Return the full listing exactly as it is written.

═══ Recorded data

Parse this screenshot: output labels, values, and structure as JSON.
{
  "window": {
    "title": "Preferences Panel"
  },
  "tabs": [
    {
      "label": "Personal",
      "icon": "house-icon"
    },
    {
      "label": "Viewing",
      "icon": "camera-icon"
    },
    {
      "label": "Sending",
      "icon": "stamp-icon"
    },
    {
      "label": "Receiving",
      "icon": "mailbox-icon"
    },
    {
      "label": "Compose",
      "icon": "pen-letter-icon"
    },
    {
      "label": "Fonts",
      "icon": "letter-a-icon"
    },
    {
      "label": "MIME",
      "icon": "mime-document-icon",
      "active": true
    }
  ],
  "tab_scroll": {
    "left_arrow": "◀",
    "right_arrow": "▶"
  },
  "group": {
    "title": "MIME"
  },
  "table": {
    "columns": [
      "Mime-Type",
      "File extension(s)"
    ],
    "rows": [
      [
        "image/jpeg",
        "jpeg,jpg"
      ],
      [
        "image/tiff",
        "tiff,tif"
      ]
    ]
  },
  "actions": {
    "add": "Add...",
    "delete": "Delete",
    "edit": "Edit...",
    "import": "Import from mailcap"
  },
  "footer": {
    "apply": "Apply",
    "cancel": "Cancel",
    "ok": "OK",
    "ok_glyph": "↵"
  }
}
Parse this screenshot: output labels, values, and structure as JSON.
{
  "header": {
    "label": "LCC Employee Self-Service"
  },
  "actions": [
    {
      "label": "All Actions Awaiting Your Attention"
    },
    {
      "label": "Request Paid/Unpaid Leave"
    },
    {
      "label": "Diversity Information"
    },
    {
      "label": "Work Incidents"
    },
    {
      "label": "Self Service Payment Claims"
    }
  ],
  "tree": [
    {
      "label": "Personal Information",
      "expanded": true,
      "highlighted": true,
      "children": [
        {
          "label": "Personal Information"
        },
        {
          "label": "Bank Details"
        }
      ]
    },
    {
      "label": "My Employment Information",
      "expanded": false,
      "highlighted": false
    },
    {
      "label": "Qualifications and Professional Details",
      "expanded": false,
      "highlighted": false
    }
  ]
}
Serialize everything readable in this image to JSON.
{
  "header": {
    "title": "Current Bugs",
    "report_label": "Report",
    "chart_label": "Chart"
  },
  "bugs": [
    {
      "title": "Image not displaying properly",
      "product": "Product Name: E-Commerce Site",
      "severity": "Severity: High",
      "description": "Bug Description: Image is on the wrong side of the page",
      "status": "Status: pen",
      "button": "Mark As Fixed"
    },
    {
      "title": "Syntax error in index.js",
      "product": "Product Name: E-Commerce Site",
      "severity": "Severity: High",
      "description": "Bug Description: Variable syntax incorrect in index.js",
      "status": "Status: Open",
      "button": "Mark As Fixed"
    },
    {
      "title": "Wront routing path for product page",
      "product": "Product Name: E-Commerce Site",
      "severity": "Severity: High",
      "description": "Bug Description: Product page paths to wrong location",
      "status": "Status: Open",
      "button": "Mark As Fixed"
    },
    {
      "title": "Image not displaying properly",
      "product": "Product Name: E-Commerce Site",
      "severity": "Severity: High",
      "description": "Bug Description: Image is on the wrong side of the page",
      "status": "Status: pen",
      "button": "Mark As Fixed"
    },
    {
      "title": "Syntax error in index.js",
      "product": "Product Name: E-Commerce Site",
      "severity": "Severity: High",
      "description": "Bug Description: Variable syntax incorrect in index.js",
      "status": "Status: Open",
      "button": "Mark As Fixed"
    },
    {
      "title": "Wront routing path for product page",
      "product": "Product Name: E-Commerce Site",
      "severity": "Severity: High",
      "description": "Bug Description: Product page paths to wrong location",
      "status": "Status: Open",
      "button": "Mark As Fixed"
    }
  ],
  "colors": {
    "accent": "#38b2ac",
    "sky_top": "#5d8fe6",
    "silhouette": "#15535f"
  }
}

══════

* _Solution to the exercise_
Parse this screenshot: output labels, values, and structure as JSON.
{
  "window": {
    "title": "Preferences Panel"
  },
  "tabs": [
    {
      "label": "Personal",
      "icon": "house-icon"
    },
    {
      "label": "Viewing",
      "icon": "camera-icon"
    },
    {
      "label": "Sending",
      "icon": "stamp-icon"
    },
    {
      "label": "Receiving",
      "icon": "mailbox-icon"
    },
    {
      "label": "Compose",
      "icon": "pen-letter-icon"
    },
    {
      "label": "Fonts",
      "icon": "letter-a-icon"
    },
    {
      "label": "MIME",
      "icon": "mime-document-icon",
      "active": true
    }
  ],
  "tab_scroll": {
    "left_arrow": "◀",
    "right_arrow": "▶"
  },
  "group": {
    "title": "MIME"
  },
  "table": {
    "columns": [
      "Mime-Type",
      "File extension(s)"
    ],
    "rows": [
      [
        "image/jpeg",
        "jpeg,jpg"
      ],
      [
        "image/tiff",
        "tiff,tif"
      ]
    ]
  },
  "actions": {
    "add": "Add...",
    "delete": "Delete",
    "edit": "Edit...",
    "import": "Import from mailcap"
  },
  "footer": {
    "apply": "Apply",
    "cancel": "Cancel",
    "ok": "OK",
    "ok_glyph": "↵"
  }
}
Parse this screenshot: output labels, values, and structure as JSON.
{
  "header": {
    "label": "LCC Employee Self-Service"
  },
  "actions": [
    {
      "label": "All Actions Awaiting Your Attention"
    },
    {
      "label": "Request Paid/Unpaid Leave"
    },
    {
      "label": "Diversity Information"
    },
    {
      "label": "Work Incidents"
    },
    {
      "label": "Self Service Payment Claims"
    }
  ],
  "tree": [
    {
      "label": "Personal Information",
      "expanded": true,
      "highlighted": true,
      "children": [
        {
          "label": "Personal Information"
        },
        {
          "label": "Bank Details"
        }
      ]
    },
    {
      "label": "My Employment Information",
      "expanded": false,
      "highlighted": false
    },
    {
      "label": "Qualifications and Professional Details",
      "expanded": false,
      "highlighted": false
    }
  ]
}
Serialize everything readable in this image to JSON.
{
  "header": {
    "title": "Current Bugs",
    "report_label": "Report",
    "chart_label": "Chart"
  },
  "bugs": [
    {
      "title": "Image not displaying properly",
      "product": "Product Name: E-Commerce Site",
      "severity": "Severity: High",
      "description": "Bug Description: Image is on the wrong side of the page",
      "status": "Status: pen",
      "button": "Mark As Fixed"
    },
    {
      "title": "Syntax error in index.js",
      "product": "Product Name: E-Commerce Site",
      "severity": "Severity: High",
      "description": "Bug Description: Variable syntax incorrect in index.js",
      "status": "Status: Open",
      "button": "Mark As Fixed"
    },
    {
      "title": "Wront routing path for product page",
      "product": "Product Name: E-Commerce Site",
      "severity": "Severity: High",
      "description": "Bug Description: Product page paths to wrong location",
      "status": "Status: Open",
      "button": "Mark As Fixed"
    },
    {
      "title": "Image not displaying properly",
      "product": "Product Name: E-Commerce Site",
      "severity": "Severity: High",
      "description": "Bug Description: Image is on the wrong side of the page",
      "status": "Status: pen",
      "button": "Mark As Fixed"
    },
    {
      "title": "Syntax error in index.js",
      "product": "Product Name: E-Commerce Site",
      "severity": "Severity: High",
      "description": "Bug Description: Variable syntax incorrect in index.js",
      "status": "Status: Open",
      "button": "Mark As Fixed"
    },
    {
      "title": "Wront routing path for product page",
      "product": "Product Name: E-Commerce Site",
      "severity": "Severity: High",
      "description": "Bug Description: Product page paths to wrong location",
      "status": "Status: Open",
      "button": "Mark As Fixed"
    }
  ],
  "colors": {
    "accent": "#38b2ac",
    "sky_top": "#5d8fe6",
    "silhouette": "#15535f"
  }
}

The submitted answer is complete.